Short problem - Format the lines below as a JSON list of strings, one string per line and with blank lines omitted. Begin at the first line and stop after the line containing "Polygon shape [80, 303, 668, 500]".

*** Task inputs

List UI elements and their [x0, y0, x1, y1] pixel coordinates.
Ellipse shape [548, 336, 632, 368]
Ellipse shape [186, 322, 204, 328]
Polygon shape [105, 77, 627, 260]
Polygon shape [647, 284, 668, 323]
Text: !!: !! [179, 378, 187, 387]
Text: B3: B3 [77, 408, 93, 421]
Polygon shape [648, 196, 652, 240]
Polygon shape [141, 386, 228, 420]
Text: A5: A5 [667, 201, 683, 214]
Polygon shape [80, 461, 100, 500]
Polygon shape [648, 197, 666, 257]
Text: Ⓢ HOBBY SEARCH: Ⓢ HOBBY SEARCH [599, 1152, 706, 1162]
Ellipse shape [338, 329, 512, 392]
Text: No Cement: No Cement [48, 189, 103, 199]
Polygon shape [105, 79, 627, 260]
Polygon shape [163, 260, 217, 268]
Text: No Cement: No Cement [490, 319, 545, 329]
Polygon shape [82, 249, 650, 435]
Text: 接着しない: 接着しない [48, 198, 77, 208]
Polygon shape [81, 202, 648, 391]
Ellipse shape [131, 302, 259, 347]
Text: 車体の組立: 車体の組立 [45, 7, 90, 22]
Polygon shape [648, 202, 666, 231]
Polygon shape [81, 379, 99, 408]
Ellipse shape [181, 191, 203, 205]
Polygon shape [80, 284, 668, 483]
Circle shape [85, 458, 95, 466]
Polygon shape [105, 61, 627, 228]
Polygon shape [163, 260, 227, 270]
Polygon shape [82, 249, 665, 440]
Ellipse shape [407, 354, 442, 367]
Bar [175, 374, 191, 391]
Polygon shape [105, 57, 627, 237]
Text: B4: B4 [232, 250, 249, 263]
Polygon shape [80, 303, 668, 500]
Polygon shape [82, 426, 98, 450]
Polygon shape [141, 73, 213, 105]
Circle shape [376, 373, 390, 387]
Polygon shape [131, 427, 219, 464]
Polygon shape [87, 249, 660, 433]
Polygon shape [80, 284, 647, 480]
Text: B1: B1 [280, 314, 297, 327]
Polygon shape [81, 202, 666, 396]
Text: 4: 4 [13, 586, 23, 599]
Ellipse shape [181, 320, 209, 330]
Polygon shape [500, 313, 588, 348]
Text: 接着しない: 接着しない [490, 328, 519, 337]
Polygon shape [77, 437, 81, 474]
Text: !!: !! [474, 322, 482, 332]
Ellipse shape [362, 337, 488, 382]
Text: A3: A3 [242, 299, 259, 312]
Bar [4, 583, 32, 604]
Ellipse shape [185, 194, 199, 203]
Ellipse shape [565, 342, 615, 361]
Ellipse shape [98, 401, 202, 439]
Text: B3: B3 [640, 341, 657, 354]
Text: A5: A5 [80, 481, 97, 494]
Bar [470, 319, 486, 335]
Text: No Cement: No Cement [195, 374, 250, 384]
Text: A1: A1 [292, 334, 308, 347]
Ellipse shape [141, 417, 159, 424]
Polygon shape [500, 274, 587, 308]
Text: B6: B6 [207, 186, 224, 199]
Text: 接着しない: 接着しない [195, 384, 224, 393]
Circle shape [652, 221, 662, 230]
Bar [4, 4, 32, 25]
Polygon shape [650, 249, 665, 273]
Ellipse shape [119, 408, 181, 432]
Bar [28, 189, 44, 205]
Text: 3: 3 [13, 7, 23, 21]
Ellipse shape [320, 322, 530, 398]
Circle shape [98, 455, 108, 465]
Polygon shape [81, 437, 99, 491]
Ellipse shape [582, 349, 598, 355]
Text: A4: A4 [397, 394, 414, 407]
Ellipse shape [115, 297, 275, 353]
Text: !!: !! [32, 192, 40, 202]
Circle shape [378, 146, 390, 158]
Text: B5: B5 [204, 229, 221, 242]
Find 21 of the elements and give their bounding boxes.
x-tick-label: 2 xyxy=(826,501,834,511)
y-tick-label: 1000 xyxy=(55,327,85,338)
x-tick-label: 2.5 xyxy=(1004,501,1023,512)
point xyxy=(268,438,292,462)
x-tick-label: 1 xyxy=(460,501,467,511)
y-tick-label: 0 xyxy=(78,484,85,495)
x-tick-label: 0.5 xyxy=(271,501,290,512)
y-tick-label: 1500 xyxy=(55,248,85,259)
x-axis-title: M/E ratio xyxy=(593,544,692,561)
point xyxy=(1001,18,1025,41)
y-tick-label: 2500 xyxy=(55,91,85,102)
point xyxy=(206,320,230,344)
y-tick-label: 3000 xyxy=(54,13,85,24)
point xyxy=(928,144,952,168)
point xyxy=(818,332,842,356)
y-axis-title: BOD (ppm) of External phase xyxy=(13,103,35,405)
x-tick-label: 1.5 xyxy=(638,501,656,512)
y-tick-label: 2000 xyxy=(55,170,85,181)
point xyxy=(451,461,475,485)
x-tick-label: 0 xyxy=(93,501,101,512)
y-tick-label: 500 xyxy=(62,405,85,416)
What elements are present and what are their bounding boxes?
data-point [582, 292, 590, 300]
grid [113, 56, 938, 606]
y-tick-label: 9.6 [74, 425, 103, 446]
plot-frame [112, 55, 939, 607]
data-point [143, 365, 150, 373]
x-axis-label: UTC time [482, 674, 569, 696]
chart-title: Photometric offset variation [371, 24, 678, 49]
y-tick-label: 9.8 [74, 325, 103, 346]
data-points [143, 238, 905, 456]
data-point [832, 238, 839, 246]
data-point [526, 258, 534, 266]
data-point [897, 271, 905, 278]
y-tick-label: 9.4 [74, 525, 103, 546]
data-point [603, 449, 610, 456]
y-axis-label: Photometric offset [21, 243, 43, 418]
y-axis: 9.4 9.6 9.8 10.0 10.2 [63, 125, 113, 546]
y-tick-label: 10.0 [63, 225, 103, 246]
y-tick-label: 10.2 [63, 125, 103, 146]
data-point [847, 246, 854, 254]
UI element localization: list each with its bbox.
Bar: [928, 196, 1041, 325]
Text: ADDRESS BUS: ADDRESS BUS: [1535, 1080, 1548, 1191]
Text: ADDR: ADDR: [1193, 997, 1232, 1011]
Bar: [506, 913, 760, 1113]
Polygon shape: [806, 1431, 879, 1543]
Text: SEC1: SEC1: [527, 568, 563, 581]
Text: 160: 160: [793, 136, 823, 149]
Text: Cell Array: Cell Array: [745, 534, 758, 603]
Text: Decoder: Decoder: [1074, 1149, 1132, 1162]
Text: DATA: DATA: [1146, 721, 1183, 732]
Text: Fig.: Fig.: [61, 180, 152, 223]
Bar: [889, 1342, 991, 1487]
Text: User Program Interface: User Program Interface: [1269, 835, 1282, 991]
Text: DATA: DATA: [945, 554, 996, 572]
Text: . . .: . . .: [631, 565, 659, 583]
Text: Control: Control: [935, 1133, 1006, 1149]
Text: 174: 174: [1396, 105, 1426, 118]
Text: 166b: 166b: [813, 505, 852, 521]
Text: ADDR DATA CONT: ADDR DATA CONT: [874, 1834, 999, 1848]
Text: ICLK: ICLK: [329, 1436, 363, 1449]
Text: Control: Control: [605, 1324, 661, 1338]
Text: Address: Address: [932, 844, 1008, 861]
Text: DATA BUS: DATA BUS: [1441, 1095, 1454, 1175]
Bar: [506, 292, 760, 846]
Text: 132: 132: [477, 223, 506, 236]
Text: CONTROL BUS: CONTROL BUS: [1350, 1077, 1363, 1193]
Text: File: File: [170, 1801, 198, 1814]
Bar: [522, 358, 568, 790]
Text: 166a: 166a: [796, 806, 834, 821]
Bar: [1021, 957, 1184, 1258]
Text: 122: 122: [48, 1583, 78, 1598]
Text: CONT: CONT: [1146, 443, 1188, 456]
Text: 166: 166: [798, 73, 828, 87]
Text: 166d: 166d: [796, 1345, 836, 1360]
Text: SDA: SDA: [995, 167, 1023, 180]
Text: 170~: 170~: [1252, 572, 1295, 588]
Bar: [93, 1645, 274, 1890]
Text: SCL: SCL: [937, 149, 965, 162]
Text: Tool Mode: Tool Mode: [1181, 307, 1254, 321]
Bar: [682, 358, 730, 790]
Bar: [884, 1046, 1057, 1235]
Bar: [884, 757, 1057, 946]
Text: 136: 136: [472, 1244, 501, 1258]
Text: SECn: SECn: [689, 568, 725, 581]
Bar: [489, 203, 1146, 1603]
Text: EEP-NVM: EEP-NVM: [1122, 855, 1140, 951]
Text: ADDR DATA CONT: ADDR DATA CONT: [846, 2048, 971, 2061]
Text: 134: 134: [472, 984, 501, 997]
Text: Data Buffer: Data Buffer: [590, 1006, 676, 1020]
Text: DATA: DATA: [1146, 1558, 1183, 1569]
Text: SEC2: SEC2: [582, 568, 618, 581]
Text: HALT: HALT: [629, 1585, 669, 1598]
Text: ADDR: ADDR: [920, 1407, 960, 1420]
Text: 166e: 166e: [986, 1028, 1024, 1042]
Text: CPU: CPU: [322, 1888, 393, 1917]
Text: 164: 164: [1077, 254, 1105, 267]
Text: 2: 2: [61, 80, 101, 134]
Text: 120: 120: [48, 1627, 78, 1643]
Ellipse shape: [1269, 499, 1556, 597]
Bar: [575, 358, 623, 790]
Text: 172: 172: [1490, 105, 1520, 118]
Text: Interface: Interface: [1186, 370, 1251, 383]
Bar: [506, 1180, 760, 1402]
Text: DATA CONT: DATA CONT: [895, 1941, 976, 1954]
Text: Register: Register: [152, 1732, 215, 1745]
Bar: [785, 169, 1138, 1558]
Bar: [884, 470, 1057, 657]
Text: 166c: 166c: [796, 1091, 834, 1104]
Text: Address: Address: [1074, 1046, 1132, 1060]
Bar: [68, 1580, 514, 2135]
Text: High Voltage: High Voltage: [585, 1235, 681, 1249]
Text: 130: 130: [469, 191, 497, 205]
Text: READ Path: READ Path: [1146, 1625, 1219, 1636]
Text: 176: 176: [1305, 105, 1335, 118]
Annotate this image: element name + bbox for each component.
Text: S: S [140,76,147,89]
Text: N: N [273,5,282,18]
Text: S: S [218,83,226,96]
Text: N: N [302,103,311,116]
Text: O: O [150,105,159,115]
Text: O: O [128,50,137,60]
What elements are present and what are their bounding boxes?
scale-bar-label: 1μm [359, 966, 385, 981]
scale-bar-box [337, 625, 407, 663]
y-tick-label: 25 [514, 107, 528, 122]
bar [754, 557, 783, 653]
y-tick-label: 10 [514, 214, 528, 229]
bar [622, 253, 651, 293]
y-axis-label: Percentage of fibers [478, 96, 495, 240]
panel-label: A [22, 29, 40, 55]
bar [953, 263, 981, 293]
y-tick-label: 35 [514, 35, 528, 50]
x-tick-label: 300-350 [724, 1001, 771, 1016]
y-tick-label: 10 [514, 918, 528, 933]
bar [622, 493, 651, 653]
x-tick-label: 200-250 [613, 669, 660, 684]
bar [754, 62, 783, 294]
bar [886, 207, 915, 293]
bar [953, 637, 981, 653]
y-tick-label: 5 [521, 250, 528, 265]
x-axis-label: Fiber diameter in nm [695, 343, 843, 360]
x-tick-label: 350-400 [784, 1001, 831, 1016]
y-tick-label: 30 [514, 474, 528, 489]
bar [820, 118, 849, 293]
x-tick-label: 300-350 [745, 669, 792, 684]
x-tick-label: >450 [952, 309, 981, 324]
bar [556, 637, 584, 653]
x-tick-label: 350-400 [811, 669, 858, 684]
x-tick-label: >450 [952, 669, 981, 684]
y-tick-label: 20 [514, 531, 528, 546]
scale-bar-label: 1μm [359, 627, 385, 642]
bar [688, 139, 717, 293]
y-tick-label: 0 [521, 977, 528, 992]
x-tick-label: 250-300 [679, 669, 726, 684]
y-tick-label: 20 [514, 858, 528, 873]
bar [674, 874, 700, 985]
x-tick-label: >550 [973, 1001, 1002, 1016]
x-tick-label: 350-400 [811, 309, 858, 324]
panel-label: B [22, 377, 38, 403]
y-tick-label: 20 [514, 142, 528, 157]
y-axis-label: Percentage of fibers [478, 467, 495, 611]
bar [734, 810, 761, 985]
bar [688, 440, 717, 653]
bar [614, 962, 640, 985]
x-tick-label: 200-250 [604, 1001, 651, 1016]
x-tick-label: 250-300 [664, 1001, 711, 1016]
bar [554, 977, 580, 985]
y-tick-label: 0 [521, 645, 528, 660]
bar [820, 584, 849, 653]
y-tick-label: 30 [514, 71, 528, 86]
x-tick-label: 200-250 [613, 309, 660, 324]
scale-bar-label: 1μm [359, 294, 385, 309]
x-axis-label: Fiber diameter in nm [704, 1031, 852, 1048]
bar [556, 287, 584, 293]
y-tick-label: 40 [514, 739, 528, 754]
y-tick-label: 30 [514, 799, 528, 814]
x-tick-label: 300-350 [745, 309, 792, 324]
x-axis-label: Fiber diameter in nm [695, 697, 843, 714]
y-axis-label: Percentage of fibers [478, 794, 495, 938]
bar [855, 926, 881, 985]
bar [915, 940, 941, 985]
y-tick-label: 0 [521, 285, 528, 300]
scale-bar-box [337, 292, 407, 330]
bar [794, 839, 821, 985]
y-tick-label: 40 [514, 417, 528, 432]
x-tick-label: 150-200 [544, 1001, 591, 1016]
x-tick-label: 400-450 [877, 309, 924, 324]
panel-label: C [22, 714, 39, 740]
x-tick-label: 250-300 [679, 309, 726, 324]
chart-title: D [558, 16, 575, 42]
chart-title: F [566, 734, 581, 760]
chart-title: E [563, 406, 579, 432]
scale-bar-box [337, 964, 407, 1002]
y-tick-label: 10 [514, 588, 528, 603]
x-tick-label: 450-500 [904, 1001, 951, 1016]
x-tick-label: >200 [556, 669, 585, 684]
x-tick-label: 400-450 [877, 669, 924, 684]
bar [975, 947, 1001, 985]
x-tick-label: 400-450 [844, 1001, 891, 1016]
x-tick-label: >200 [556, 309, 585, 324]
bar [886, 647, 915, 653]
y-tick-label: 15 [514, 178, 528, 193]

******

Output of the exercise -
[
  "List UI elements and their [x0, y0, x1, y1] pixel coordinates.",
  "Ellipse shape [548, 336, 632, 368]",
  "Ellipse shape [186, 322, 204, 328]",
  "Polygon shape [105, 77, 627, 260]",
  "Polygon shape [647, 284, 668, 323]",
  "Text: !!: !! [179, 378, 187, 387]",
  "Text: B3: B3 [77, 408, 93, 421]",
  "Polygon shape [648, 196, 652, 240]",
  "Polygon shape [141, 386, 228, 420]",
  "Text: A5: A5 [667, 201, 683, 214]",
  "Polygon shape [80, 461, 100, 500]",
  "Polygon shape [648, 197, 666, 257]",
  "Text: Ⓢ HOBBY SEARCH: Ⓢ HOBBY SEARCH [599, 1152, 706, 1162]",
  "Ellipse shape [338, 329, 512, 392]",
  "Text: No Cement: No Cement [48, 189, 103, 199]",
  "Polygon shape [105, 79, 627, 260]",
  "Polygon shape [163, 260, 217, 268]",
  "Text: No Cement: No Cement [490, 319, 545, 329]",
  "Polygon shape [82, 249, 650, 435]",
  "Text: 接着しない: 接着しない [48, 198, 77, 208]",
  "Polygon shape [81, 202, 648, 391]",
  "Ellipse shape [131, 302, 259, 347]",
  "Text: 車体の組立: 車体の組立 [45, 7, 90, 22]",
  "Polygon shape [648, 202, 666, 231]",
  "Polygon shape [81, 379, 99, 408]",
  "Ellipse shape [181, 191, 203, 205]",
  "Polygon shape [80, 284, 668, 483]",
  "Circle shape [85, 458, 95, 466]",
  "Polygon shape [105, 61, 627, 228]",
  "Polygon shape [163, 260, 227, 270]",
  "Polygon shape [82, 249, 665, 440]",
  "Ellipse shape [407, 354, 442, 367]",
  "Bar [175, 374, 191, 391]",
  "Polygon shape [105, 57, 627, 237]",
  "Text: B4: B4 [232, 250, 249, 263]",
  "Polygon shape [80, 303, 668, 500]"
]